WRITTEN REQUEST :: Return the lines where the word "JSON" occurs.

RECORDS SUPPLIED ::
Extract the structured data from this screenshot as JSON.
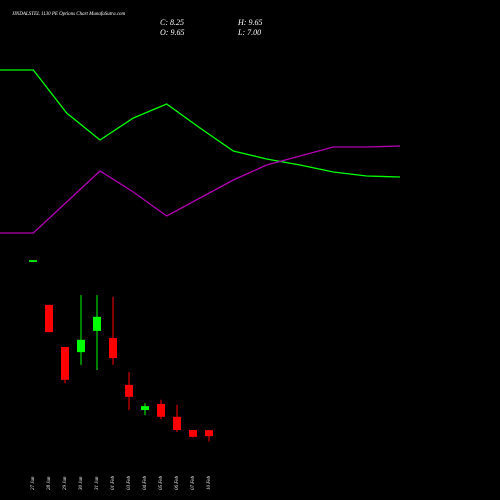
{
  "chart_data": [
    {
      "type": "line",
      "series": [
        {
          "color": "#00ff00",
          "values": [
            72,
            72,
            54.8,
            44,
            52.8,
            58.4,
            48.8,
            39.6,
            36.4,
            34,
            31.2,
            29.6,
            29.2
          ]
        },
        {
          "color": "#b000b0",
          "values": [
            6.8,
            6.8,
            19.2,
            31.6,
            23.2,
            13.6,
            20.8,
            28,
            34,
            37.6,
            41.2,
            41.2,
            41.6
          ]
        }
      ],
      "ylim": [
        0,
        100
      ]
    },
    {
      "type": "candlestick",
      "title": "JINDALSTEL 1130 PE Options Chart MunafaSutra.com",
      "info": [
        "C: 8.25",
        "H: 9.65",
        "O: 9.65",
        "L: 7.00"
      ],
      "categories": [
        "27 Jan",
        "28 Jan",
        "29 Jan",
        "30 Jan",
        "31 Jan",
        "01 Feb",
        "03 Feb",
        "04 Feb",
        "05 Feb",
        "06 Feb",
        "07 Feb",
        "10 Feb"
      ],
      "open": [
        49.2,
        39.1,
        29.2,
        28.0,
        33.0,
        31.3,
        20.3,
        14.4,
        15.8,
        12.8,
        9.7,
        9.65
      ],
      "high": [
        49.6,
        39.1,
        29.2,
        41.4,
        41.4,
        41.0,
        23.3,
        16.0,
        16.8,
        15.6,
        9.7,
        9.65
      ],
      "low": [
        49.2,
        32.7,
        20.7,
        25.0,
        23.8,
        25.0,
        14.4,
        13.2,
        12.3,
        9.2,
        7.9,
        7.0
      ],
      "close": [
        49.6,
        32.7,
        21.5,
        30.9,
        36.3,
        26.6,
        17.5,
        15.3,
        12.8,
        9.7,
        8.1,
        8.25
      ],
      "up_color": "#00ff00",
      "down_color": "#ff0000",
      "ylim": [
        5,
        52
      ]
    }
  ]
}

---

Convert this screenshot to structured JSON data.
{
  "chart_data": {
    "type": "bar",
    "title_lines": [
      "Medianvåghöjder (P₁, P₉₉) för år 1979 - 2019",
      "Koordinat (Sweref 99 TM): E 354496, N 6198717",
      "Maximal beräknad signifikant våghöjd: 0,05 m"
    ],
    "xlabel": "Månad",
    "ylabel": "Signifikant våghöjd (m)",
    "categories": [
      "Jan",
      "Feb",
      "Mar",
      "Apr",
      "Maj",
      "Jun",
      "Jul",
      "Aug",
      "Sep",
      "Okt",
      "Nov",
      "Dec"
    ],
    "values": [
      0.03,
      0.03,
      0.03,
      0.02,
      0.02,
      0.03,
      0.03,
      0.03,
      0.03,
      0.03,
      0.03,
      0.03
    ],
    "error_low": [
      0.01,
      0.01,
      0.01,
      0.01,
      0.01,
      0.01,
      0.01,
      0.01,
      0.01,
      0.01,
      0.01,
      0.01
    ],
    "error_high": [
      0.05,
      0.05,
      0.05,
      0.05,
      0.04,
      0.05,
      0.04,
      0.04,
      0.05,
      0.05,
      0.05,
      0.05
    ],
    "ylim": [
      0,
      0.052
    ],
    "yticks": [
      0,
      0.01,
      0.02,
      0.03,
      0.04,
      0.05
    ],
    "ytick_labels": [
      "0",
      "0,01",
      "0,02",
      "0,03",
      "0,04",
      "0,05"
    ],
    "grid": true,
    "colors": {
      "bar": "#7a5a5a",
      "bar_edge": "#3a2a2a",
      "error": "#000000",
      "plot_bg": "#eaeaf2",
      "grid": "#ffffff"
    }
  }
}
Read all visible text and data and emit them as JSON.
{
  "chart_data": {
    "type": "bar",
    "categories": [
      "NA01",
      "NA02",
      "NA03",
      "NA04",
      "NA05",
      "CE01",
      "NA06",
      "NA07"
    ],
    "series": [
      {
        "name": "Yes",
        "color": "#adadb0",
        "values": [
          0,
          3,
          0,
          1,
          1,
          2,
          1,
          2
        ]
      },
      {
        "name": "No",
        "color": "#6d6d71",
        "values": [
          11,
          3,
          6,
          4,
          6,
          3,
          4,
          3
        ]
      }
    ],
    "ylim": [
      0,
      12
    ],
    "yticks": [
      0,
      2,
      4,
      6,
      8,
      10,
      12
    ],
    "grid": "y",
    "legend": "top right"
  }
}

--

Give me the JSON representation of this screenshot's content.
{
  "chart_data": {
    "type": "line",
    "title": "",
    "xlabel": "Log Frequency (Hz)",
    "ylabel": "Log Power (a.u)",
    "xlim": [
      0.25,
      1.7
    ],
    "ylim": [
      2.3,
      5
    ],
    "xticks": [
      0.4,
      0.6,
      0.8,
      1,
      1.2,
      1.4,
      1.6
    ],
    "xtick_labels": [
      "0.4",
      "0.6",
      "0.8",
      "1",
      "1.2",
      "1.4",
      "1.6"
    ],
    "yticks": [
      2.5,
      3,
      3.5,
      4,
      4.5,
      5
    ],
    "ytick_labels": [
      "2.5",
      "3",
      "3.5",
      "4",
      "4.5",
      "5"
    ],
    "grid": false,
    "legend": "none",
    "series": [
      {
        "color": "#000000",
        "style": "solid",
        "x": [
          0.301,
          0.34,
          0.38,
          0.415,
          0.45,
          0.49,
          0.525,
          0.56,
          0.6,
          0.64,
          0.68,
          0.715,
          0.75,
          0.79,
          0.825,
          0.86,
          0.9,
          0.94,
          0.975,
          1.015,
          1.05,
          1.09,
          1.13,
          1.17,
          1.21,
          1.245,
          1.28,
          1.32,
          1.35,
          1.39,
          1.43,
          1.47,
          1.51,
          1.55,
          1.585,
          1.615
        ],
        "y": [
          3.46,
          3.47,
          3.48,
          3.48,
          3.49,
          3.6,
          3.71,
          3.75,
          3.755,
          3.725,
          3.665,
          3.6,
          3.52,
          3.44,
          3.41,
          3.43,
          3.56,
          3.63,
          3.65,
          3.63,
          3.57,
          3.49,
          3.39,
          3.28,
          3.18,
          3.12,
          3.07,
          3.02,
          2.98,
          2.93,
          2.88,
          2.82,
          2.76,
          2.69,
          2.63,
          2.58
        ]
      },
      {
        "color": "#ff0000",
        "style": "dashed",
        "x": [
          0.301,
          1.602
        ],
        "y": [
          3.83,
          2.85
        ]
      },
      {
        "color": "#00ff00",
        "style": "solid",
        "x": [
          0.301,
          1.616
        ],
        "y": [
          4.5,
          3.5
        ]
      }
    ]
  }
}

SOLUTION TO THIS TASK ::
Extract the structured data from this screenshot as JSON.
Convert this screenshot to structured JSON data.
Read all visible text and data and emit them as JSON.
Give me the JSON representation of this screenshot's content.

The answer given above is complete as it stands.